**Written problem:** Each entry below is to be duplicated verbatim.

**Recorded information:**
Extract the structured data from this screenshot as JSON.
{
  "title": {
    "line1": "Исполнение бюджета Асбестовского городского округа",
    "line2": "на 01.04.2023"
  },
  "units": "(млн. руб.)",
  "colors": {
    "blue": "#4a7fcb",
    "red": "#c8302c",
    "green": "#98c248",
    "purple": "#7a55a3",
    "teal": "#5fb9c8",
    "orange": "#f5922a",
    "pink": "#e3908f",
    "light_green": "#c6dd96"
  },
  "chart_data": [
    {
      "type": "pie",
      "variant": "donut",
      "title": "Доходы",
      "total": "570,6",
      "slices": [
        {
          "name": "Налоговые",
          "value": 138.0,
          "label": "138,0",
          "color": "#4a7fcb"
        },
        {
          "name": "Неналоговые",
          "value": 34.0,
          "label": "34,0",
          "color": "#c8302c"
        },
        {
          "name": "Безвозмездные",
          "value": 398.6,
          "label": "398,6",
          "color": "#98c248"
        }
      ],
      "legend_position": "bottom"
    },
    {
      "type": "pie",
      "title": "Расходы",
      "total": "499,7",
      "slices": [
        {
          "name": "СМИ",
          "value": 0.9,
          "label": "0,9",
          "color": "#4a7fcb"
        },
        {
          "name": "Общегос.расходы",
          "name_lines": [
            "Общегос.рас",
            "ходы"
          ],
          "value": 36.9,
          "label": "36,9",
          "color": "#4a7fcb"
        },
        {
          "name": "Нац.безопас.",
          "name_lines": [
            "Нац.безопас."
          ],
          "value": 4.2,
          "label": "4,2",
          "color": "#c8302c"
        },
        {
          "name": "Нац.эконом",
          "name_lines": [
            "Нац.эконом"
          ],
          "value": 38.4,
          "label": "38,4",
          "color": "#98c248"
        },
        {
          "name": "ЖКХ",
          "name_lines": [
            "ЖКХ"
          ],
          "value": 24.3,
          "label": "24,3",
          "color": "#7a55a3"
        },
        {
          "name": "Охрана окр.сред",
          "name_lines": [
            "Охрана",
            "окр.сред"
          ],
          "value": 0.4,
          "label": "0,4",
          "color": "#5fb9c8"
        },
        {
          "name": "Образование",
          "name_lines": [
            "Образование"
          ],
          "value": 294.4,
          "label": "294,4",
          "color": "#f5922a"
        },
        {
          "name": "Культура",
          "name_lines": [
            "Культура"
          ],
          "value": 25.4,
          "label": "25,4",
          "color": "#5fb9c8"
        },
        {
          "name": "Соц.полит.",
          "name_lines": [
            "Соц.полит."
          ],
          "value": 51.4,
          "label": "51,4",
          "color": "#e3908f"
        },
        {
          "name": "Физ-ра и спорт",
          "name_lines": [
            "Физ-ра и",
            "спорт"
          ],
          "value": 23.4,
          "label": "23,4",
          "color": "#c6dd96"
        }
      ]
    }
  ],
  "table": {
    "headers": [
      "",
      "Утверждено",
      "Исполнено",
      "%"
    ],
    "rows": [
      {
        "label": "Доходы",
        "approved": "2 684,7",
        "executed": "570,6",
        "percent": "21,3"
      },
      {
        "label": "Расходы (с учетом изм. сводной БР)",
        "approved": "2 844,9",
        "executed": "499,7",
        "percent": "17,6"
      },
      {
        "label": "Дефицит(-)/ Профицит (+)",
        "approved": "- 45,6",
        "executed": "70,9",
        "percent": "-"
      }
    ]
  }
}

**Result of the task:**
Extract the structured data from this screenshot as JSON.
{
  "title": {
    "line1": "Исполнение бюджета Асбестовского городского округа",
    "line2": "на 01.04.2023"
  },
  "units": "(млн. руб.)",
  "colors": {
    "blue": "#4a7fcb",
    "red": "#c8302c",
    "green": "#98c248",
    "purple": "#7a55a3",
    "teal": "#5fb9c8",
    "orange": "#f5922a",
    "pink": "#e3908f",
    "light_green": "#c6dd96"
  },
  "chart_data": [
    {
      "type": "pie",
      "variant": "donut",
      "title": "Доходы",
      "total": "570,6",
      "slices": [
        {
          "name": "Налоговые",
          "value": 138.0,
          "label": "138,0",
          "color": "#4a7fcb"
        },
        {
          "name": "Неналоговые",
          "value": 34.0,
          "label": "34,0",
          "color": "#c8302c"
        },
        {
          "name": "Безвозмездные",
          "value": 398.6,
          "label": "398,6",
          "color": "#98c248"
        }
      ],
      "legend_position": "bottom"
    },
    {
      "type": "pie",
      "title": "Расходы",
      "total": "499,7",
      "slices": [
        {
          "name": "СМИ",
          "value": 0.9,
          "label": "0,9",
          "color": "#4a7fcb"
        },
        {
          "name": "Общегос.расходы",
          "name_lines": [
            "Общегос.рас",
            "ходы"
          ],
          "value": 36.9,
          "label": "36,9",
          "color": "#4a7fcb"
        },
        {
          "name": "Нац.безопас.",
          "name_lines": [
            "Нац.безопас."
          ],
          "value": 4.2,
          "label": "4,2",
          "color": "#c8302c"
        },
        {
          "name": "Нац.эконом",
          "name_lines": [
            "Нац.эконом"
          ],
          "value": 38.4,
          "label": "38,4",
          "color": "#98c248"
        },
        {
          "name": "ЖКХ",
          "name_lines": [
            "ЖКХ"
          ],
          "value": 24.3,
          "label": "24,3",
          "color": "#7a55a3"
        },
        {
          "name": "Охрана окр.сред",
          "name_lines": [
            "Охрана",
            "окр.сред"
          ],
          "value": 0.4,
          "label": "0,4",
          "color": "#5fb9c8"
        },
        {
          "name": "Образование",
          "name_lines": [
            "Образование"
          ],
          "value": 294.4,
          "label": "294,4",
          "color": "#f5922a"
        },
        {
          "name": "Культура",
          "name_lines": [
            "Культура"
          ],
          "value": 25.4,
          "label": "25,4",
          "color": "#5fb9c8"
        },
        {
          "name": "Соц.полит.",
          "name_lines": [
            "Соц.полит."
          ],
          "value": 51.4,
          "label": "51,4",
          "color": "#e3908f"
        },
        {
          "name": "Физ-ра и спорт",
          "name_lines": [
            "Физ-ра и",
            "спорт"
          ],
          "value": 23.4,
          "label": "23,4",
          "color": "#c6dd96"
        }
      ]
    }
  ],
  "table": {
    "headers": [
      "",
      "Утверждено",
      "Исполнено",
      "%"
    ],
    "rows": [
      {
        "label": "Доходы",
        "approved": "2 684,7",
        "executed": "570,6",
        "percent": "21,3"
      },
      {
        "label": "Расходы (с учетом изм. сводной БР)",
        "approved": "2 844,9",
        "executed": "499,7",
        "percent": "17,6"
      },
      {
        "label": "Дефицит(-)/ Профицит (+)",
        "approved": "- 45,6",
        "executed": "70,9",
        "percent": "-"
      }
    ]
  }
}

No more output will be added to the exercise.